(Brief 1):
According to the page excerpt, what developer growth did Apple announce at WWDC this June?
(Brief 2):
Give every section heading that appears in the page excerpt.
(Brief 3):
Does the page excerpt support each of these statements? Answer yes or no, and quote the words that settle it.
(a) Android grew faster than iOS in new apps.
(b) Adoption of user analytics fell by less than adoption of other tools.
(c) Edward Snowden's leaks turned many technically aware people against digital surveillance.

(Page excerpt):
* * *

The new mobile developer tsunami

At WWDC this June, Apple said that they’d gained almost 50% more developers in the last year. The vast majority of those will be iOS developers (rather than OS X and Safari). Android has been growing even faster in terms of new apps, so it’s likely there was even greater growth in the mobile developer population there. Windows Phone also saw significant growth in developer adoption. With so many new developers getting started building mobile apps we’d expect that they’re not all aware of the tools available to help. However, the reduction in user analytics adoption was greater than for other tools, indeed some tools categories saw increased adoption. So, although lack of awareness is clearly a contributing factor it’s not the whole story.

Tracking behaviours, not people

Information on government spying activities leaked by Edward Snowden has turned sentiment amongst many of the technically aware against digital surveillance. Perhaps some developers feel they shouldn’t be spying on their users’ actions? [tweetable]Does adding analytics to your app violate user privacy? Not usually.[/tweetable] User analytics tools are primarily for examining correlations between user behaviours and changes in the product or its marketing. If you make changes to a sign-up screen you need to see if it improves the fraction of users who sign up. If you’re trying to convert free users into paying users, it’s vital to analyse which changes in design or pricing result in greater revenues. Even to improve a paid up front or entirely free app, understanding what users do when they’re using it is incredibly valuable. As long as you’re not collecting personally identifying data and associating it with activity then it’s hard to see this as spying. Even segmenting users for behavioural targeting of functionality or advertising seems harmless as long as they’re anonymous. When analytics providers aggregate data across apps to build up user profiles for advertising, that may cross the creepy line for some. If this bothers you then choose an analytics provider appropriately, or collect your own data. If it doesn’t then having a privacy policy that clearly states who sees what data and what it’s used for is the responsible thing to do.

Coding blind

[tweetable]Updating and iterating on apps without analytics is apparently incredibly common[/tweetable]. It’s unlikely that all of these developers are regularly running user testing panels to get detailed feedback. Is everyone coding blind? To avoid constant app updates which would annoy users (and not even be possible with the review cycle on iOS) developers need to include multiple changes in every new version. If user sign-ups or revenue goes down after an update, how can you tell what went wrong? If things improve, which changes helped? Which parts of your app do people use the most? Are you working on improving features that no-one is using anyway? Without some kind of analytics, how do you find the answers to these questions? Might you be wasting a lot of effort?

* * *

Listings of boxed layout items

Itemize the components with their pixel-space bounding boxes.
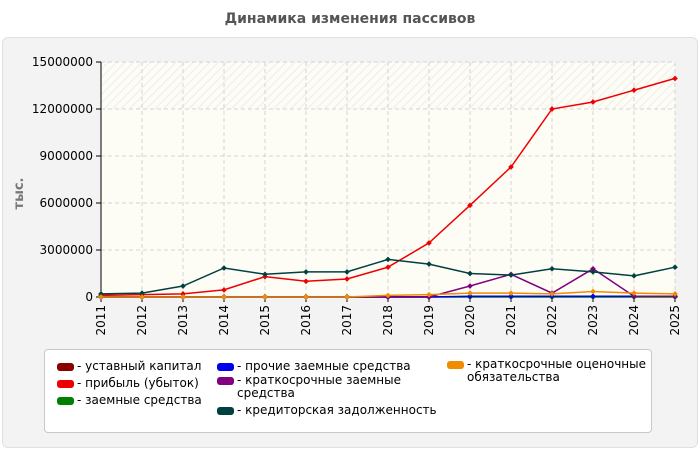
data-point xyxy=(467,283,473,289)
legend-swatch xyxy=(217,363,234,371)
legend-label: - краткосрочные заемные средства xyxy=(237,373,401,400)
x-tick-label: 2011 xyxy=(94,305,108,336)
data-point xyxy=(344,269,350,275)
legend-item-zaemnye-sredstva: - заемные средства xyxy=(57,394,202,407)
legend-swatch xyxy=(57,363,74,371)
x-tick-label: 2025 xyxy=(668,305,682,336)
data-point xyxy=(344,294,350,300)
data-point xyxy=(467,293,473,300)
data-point xyxy=(508,293,514,300)
x-tick-label: 2023 xyxy=(586,305,600,336)
legend-swatch xyxy=(217,377,234,385)
y-tick-label: 3000000 xyxy=(40,243,93,257)
x-tick-label: 2015 xyxy=(258,305,272,336)
legend-item-ustavnyi-kapital: - уставный капитал xyxy=(57,360,201,373)
data-point xyxy=(139,290,145,296)
legend-item-kratkosrochnye-zaemnye: - краткосрочные заемные средства xyxy=(217,374,407,400)
data-point xyxy=(549,265,555,272)
data-point xyxy=(385,292,391,299)
data-point xyxy=(303,278,309,285)
data-point xyxy=(590,288,596,295)
legend-label: - заемные средства xyxy=(77,393,202,407)
data-point xyxy=(385,264,391,271)
data-point xyxy=(590,293,596,300)
x-tick-label: 2013 xyxy=(176,305,190,336)
y-tick-label: 12000000 xyxy=(32,102,93,116)
x-tick-label: 2016 xyxy=(299,305,313,336)
data-point xyxy=(672,264,678,271)
data-point xyxy=(98,294,104,300)
data-point xyxy=(385,256,391,263)
data-point xyxy=(426,240,432,246)
data-point xyxy=(631,290,637,296)
y-axis-label: тыс. xyxy=(12,178,27,210)
data-point xyxy=(549,106,555,112)
data-point xyxy=(467,270,473,277)
data-point xyxy=(180,294,186,300)
data-point xyxy=(221,287,227,293)
data-point xyxy=(549,291,555,297)
legend: - уставный капитал - прибыль (убыток) - … xyxy=(44,349,652,433)
data-point xyxy=(221,294,227,300)
legend-item-pribyl: - прибыль (убыток) xyxy=(57,377,199,390)
y-tick-label: 15000000 xyxy=(32,55,93,69)
y-tick-label: 9000000 xyxy=(40,149,93,163)
legend-swatch xyxy=(57,397,74,405)
legend-item-otsenochnye: - краткосрочные оценочные обязательства xyxy=(447,358,647,384)
data-point xyxy=(467,290,473,296)
data-point xyxy=(631,273,637,279)
data-point xyxy=(467,202,473,209)
x-tick-label: 2019 xyxy=(422,305,436,336)
data-point xyxy=(139,294,145,300)
data-point xyxy=(180,291,186,297)
x-tick-label: 2020 xyxy=(463,305,477,336)
data-point xyxy=(508,164,514,170)
data-point xyxy=(344,276,350,282)
x-tick-label: 2024 xyxy=(627,305,641,336)
legend-label: - прочие заемные средства xyxy=(237,359,411,373)
data-point xyxy=(672,291,678,297)
data-point xyxy=(590,269,596,275)
x-tick-label: 2021 xyxy=(504,305,518,336)
legend-item-kreditorskaya: - кредиторская задолженность xyxy=(217,404,437,417)
data-point xyxy=(303,294,309,300)
x-tick-label: 2022 xyxy=(545,305,559,336)
legend-label: - прибыль (убыток) xyxy=(77,376,199,390)
data-point xyxy=(590,265,596,272)
data-point xyxy=(303,269,309,275)
data-point xyxy=(672,75,678,82)
legend-label: - краткосрочные оценочные обязательства xyxy=(467,357,646,384)
legend-swatch xyxy=(57,380,74,388)
data-point xyxy=(508,272,514,278)
x-tick-label: 2018 xyxy=(381,305,395,336)
data-point xyxy=(180,283,186,289)
x-tick-label: 2017 xyxy=(340,305,354,336)
data-point xyxy=(98,291,104,297)
x-tick-label: 2012 xyxy=(135,305,149,336)
y-tick-label: 6000000 xyxy=(40,196,93,210)
data-point xyxy=(590,99,596,105)
data-point xyxy=(262,294,268,300)
legend-item-prochie-zaemnye: - прочие заемные средства xyxy=(217,360,411,373)
data-point xyxy=(221,265,227,271)
legend-label: - кредиторская задолженность xyxy=(237,403,437,417)
legend-swatch xyxy=(447,361,464,369)
chart-title: Динамика изменения пассивов xyxy=(224,11,476,27)
data-point xyxy=(426,261,432,267)
x-tick-label: 2014 xyxy=(217,305,231,336)
data-point xyxy=(262,271,268,278)
data-point xyxy=(631,87,637,94)
data-point xyxy=(508,290,514,296)
legend-label: - уставный капитал xyxy=(77,359,202,373)
data-point xyxy=(631,293,637,300)
y-tick-label: 0 xyxy=(85,290,93,304)
data-point xyxy=(426,291,432,298)
legend-swatch xyxy=(217,407,234,415)
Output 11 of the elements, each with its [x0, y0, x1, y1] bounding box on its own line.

* * *

(Full solution 1):
Apple said it had gained almost 50% more developers in the last year.

(Full solution 2):
The new mobile developer tsunami
Tracking behaviours, not people
Coding blind

(Full solution 3):
(a) Yes: "Android has been growing even faster in terms of new apps"
(b) No: "the reduction in user analytics adoption was greater than for other tools"
(c) Yes: "Information on government spying activities leaked by Edward Snowden has turned sentiment amongst many of the technically aware against digital surveillance."